Chart and figure data
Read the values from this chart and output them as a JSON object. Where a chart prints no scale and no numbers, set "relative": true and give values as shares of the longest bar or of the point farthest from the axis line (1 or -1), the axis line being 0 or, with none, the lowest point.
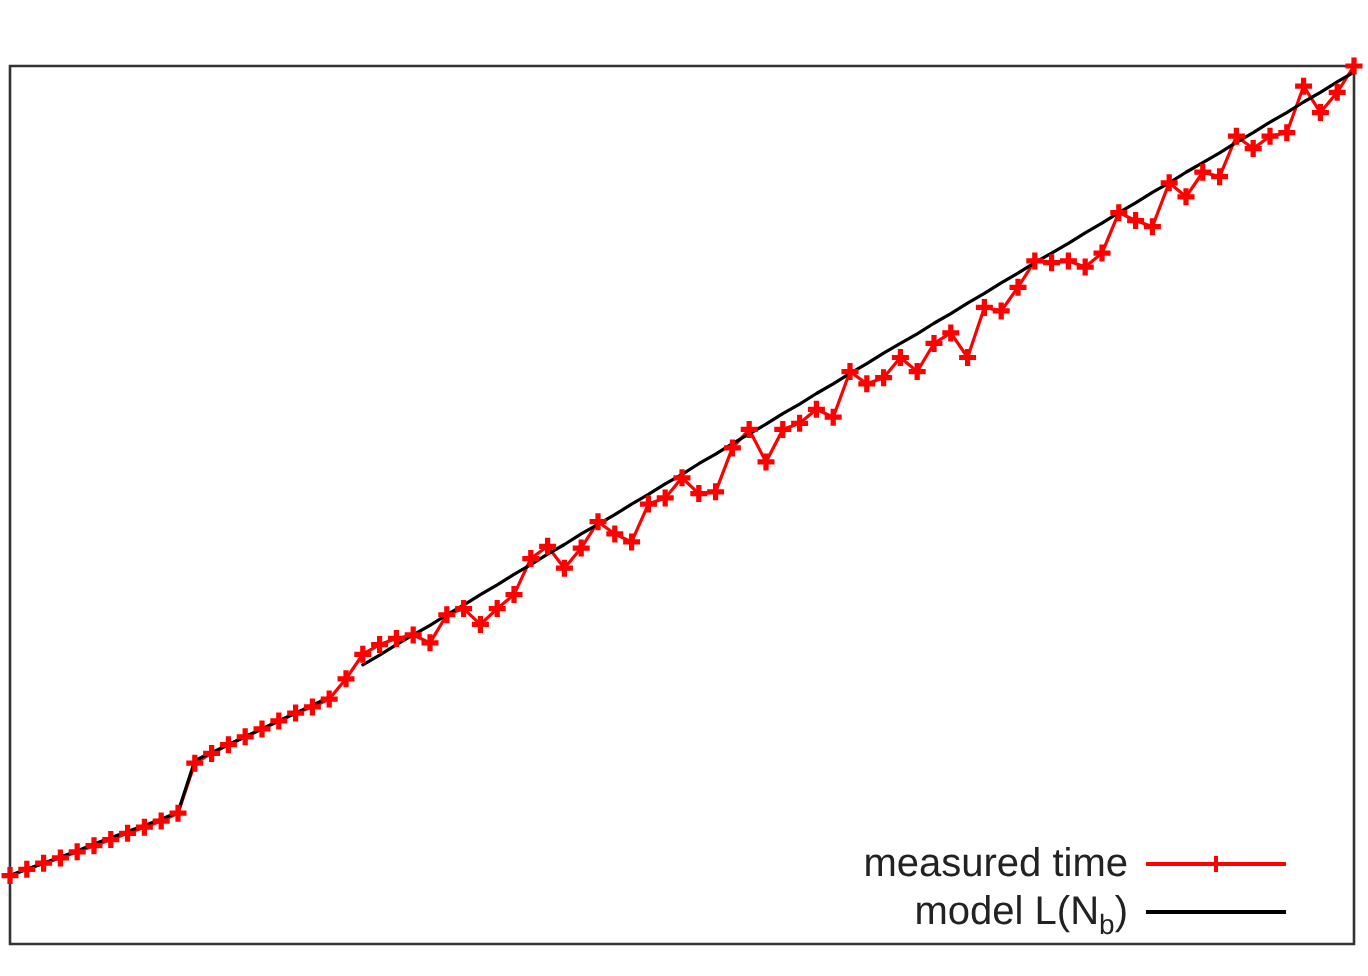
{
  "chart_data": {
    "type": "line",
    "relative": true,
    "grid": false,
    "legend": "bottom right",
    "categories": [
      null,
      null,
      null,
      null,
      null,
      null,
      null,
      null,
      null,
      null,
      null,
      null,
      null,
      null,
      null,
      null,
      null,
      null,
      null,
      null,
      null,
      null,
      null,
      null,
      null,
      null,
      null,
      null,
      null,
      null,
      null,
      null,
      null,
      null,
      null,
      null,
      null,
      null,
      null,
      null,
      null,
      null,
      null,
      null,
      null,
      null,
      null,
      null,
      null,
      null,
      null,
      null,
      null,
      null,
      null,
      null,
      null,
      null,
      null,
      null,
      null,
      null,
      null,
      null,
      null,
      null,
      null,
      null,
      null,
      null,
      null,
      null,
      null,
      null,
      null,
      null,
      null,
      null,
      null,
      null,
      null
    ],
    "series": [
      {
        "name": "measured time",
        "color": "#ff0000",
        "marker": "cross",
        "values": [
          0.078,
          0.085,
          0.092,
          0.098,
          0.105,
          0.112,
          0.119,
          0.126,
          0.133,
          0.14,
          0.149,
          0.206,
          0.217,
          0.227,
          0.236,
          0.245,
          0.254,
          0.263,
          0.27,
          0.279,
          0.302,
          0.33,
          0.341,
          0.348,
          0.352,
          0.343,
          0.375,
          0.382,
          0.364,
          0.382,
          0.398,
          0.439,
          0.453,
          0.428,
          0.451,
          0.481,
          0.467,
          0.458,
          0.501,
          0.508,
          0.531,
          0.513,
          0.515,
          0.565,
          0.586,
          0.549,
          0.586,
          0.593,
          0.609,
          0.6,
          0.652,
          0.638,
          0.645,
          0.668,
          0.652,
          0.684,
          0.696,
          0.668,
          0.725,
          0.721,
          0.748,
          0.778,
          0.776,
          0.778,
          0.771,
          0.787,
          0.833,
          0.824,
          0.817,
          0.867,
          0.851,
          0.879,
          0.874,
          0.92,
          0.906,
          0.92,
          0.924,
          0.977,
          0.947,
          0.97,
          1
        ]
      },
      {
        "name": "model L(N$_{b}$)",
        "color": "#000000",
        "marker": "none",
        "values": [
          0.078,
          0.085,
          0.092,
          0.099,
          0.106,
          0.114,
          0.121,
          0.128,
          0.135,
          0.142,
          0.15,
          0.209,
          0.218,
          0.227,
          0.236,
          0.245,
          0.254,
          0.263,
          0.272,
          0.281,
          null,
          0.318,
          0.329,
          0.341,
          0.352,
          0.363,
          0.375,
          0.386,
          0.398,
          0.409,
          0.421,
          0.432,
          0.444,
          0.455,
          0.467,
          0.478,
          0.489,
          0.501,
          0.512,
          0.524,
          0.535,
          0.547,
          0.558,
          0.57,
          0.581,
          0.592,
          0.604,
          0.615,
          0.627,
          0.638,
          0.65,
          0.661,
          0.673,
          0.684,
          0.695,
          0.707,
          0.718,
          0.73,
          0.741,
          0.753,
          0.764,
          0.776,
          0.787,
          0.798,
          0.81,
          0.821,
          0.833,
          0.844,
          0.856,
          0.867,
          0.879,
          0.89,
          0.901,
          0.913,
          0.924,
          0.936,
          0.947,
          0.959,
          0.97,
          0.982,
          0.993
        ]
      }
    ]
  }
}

● To do
Transcribe every entry word for word, but omit the pictures.

● Correct output
Read the values from this chart and output them as a JSON object. Where a chart prints no scale and no numbers, set "relative": true and give values as shares of the longest bar or of the point farthest from the axis line (1 or -1), the axis line being 0 or, with none, the lowest point.
{
  "chart_data": {
    "type": "line",
    "relative": true,
    "grid": false,
    "legend": "bottom right",
    "categories": [
      null,
      null,
      null,
      null,
      null,
      null,
      null,
      null,
      null,
      null,
      null,
      null,
      null,
      null,
      null,
      null,
      null,
      null,
      null,
      null,
      null,
      null,
      null,
      null,
      null,
      null,
      null,
      null,
      null,
      null,
      null,
      null,
      null,
      null,
      null,
      null,
      null,
      null,
      null,
      null,
      null,
      null,
      null,
      null,
      null,
      null,
      null,
      null,
      null,
      null,
      null,
      null,
      null,
      null,
      null,
      null,
      null,
      null,
      null,
      null,
      null,
      null,
      null,
      null,
      null,
      null,
      null,
      null,
      null,
      null,
      null,
      null,
      null,
      null,
      null,
      null,
      null,
      null,
      null,
      null,
      null
    ],
    "series": [
      {
        "name": "measured time",
        "color": "#ff0000",
        "marker": "cross",
        "values": [
          0.078,
          0.085,
          0.092,
          0.098,
          0.105,
          0.112,
          0.119,
          0.126,
          0.133,
          0.14,
          0.149,
          0.206,
          0.217,
          0.227,
          0.236,
          0.245,
          0.254,
          0.263,
          0.27,
          0.279,
          0.302,
          0.33,
          0.341,
          0.348,
          0.352,
          0.343,
          0.375,
          0.382,
          0.364,
          0.382,
          0.398,
          0.439,
          0.453,
          0.428,
          0.451,
          0.481,
          0.467,
          0.458,
          0.501,
          0.508,
          0.531,
          0.513,
          0.515,
          0.565,
          0.586,
          0.549,
          0.586,
          0.593,
          0.609,
          0.6,
          0.652,
          0.638,
          0.645,
          0.668,
          0.652,
          0.684,
          0.696,
          0.668,
          0.725,
          0.721,
          0.748,
          0.778,
          0.776,
          0.778,
          0.771,
          0.787,
          0.833,
          0.824,
          0.817,
          0.867,
          0.851,
          0.879,
          0.874,
          0.92,
          0.906,
          0.92,
          0.924,
          0.977,
          0.947,
          0.97,
          1
        ]
      },
      {
        "name": "model L(N$_{b}$)",
        "color": "#000000",
        "marker": "none",
        "values": [
          0.078,
          0.085,
          0.092,
          0.099,
          0.106,
          0.114,
          0.121,
          0.128,
          0.135,
          0.142,
          0.15,
          0.209,
          0.218,
          0.227,
          0.236,
          0.245,
          0.254,
          0.263,
          0.272,
          0.281,
          null,
          0.318,
          0.329,
          0.341,
          0.352,
          0.363,
          0.375,
          0.386,
          0.398,
          0.409,
          0.421,
          0.432,
          0.444,
          0.455,
          0.467,
          0.478,
          0.489,
          0.501,
          0.512,
          0.524,
          0.535,
          0.547,
          0.558,
          0.57,
          0.581,
          0.592,
          0.604,
          0.615,
          0.627,
          0.638,
          0.65,
          0.661,
          0.673,
          0.684,
          0.695,
          0.707,
          0.718,
          0.73,
          0.741,
          0.753,
          0.764,
          0.776,
          0.787,
          0.798,
          0.81,
          0.821,
          0.833,
          0.844,
          0.856,
          0.867,
          0.879,
          0.89,
          0.901,
          0.913,
          0.924,
          0.936,
          0.947,
          0.959,
          0.97,
          0.982,
          0.993
        ]
      }
    ]
  }
}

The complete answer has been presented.